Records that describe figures
▼

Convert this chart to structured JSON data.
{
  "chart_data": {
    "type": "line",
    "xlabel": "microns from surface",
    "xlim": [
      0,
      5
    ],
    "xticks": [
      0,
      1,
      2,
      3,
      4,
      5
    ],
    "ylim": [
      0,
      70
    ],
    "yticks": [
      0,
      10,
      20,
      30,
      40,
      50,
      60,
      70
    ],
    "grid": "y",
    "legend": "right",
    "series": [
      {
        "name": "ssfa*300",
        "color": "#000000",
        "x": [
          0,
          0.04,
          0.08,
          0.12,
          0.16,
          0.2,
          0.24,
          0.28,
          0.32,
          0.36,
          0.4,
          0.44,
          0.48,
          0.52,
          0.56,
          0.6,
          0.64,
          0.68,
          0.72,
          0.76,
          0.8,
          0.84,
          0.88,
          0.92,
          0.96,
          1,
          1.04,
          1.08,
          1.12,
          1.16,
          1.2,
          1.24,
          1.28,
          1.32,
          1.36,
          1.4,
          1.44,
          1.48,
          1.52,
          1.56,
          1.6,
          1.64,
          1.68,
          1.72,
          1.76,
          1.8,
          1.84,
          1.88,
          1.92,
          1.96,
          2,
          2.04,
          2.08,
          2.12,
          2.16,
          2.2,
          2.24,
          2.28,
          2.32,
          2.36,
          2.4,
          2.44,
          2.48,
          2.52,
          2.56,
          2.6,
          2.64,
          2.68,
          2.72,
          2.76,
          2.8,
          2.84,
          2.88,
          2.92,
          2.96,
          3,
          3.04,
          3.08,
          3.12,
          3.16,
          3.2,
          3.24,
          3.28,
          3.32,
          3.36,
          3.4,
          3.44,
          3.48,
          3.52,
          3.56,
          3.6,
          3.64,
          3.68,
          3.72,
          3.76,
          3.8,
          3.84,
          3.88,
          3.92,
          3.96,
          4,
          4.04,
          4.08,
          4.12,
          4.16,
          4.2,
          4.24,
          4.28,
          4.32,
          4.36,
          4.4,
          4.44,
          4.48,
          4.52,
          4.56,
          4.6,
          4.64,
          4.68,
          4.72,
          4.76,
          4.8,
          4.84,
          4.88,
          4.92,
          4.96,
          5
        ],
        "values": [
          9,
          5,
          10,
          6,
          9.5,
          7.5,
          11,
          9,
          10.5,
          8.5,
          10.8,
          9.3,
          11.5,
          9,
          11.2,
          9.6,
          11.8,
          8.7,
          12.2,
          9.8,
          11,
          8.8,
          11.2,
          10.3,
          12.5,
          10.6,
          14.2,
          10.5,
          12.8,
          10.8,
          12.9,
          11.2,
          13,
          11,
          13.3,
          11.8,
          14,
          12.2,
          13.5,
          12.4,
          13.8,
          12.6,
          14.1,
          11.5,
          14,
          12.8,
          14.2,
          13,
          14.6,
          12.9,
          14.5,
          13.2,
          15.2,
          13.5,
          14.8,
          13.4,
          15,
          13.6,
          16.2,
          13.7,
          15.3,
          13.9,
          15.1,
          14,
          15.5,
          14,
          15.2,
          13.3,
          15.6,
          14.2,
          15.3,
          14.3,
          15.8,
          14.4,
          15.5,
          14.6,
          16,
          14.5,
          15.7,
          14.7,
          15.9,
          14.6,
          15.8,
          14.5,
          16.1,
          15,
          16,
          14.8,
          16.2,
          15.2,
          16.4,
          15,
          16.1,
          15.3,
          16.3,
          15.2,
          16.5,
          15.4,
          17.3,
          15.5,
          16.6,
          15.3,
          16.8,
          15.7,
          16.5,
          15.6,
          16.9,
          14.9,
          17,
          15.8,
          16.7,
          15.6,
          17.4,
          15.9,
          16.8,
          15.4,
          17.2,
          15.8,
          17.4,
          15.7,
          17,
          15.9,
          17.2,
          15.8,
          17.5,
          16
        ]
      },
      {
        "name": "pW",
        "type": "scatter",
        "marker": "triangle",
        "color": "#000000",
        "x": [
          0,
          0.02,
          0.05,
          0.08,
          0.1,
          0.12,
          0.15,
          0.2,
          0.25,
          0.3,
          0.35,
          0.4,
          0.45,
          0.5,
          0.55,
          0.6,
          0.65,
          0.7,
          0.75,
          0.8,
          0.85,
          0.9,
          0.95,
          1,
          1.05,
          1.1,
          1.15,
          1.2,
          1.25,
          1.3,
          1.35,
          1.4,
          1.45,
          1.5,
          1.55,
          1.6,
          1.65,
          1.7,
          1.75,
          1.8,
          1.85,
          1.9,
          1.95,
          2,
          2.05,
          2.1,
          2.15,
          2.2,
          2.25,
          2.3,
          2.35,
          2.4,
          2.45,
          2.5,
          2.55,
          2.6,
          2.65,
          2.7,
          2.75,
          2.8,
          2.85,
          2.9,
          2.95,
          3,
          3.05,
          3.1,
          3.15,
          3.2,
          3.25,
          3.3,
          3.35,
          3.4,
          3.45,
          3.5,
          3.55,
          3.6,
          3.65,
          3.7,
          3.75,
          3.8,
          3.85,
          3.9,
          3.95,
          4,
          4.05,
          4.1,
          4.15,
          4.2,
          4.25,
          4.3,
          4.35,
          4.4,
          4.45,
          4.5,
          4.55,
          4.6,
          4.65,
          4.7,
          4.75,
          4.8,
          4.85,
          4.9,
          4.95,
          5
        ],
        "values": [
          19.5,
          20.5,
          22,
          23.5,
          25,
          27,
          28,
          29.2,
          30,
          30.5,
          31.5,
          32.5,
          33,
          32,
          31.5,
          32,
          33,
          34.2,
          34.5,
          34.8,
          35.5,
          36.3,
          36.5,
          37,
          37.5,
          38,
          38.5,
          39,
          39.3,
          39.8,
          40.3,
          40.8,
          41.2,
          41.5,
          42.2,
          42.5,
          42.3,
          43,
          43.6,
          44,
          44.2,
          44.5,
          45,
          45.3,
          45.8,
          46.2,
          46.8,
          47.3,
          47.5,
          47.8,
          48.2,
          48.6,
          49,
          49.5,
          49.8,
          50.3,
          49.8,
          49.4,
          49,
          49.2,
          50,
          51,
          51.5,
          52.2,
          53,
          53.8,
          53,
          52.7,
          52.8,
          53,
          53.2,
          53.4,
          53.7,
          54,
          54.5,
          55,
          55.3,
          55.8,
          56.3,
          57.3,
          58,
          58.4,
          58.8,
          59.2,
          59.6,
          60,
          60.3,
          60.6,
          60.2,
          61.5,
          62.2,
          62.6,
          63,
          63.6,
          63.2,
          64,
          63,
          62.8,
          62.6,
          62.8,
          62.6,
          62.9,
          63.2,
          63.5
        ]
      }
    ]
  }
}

▲
▼

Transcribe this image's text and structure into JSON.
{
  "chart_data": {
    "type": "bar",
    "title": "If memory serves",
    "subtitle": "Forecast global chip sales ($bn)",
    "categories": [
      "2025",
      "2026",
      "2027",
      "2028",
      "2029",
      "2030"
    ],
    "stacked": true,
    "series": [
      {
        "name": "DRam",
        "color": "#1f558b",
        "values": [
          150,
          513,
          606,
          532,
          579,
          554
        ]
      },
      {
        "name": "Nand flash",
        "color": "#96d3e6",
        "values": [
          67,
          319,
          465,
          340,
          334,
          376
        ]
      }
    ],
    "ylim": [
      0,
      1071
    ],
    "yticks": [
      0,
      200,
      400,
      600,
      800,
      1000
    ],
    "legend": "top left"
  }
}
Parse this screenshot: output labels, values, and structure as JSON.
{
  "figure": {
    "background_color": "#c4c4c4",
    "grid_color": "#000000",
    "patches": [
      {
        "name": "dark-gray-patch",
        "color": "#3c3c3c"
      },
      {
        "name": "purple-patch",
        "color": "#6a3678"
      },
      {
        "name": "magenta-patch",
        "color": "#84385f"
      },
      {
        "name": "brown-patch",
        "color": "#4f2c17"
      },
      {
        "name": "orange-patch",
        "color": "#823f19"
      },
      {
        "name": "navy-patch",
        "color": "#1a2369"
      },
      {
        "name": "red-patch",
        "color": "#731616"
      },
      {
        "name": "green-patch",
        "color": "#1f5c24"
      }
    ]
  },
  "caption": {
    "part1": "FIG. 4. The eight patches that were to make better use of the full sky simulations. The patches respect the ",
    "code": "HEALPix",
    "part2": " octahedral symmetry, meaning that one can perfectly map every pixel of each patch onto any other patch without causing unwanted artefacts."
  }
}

▲

=== Aim ===
List all lines where "name" occurs.

=== Written answer ===
        "name": "ssfa*300",
        "name": "pW",
        "name": "DRam",
        "name": "Nand flash",
        "name": "dark-gray-patch",
        "name": "purple-patch",
        "name": "magenta-patch",
        "name": "brown-patch",
        "name": "orange-patch",
        "name": "navy-patch",
        "name": "red-patch",
        "name": "green-patch",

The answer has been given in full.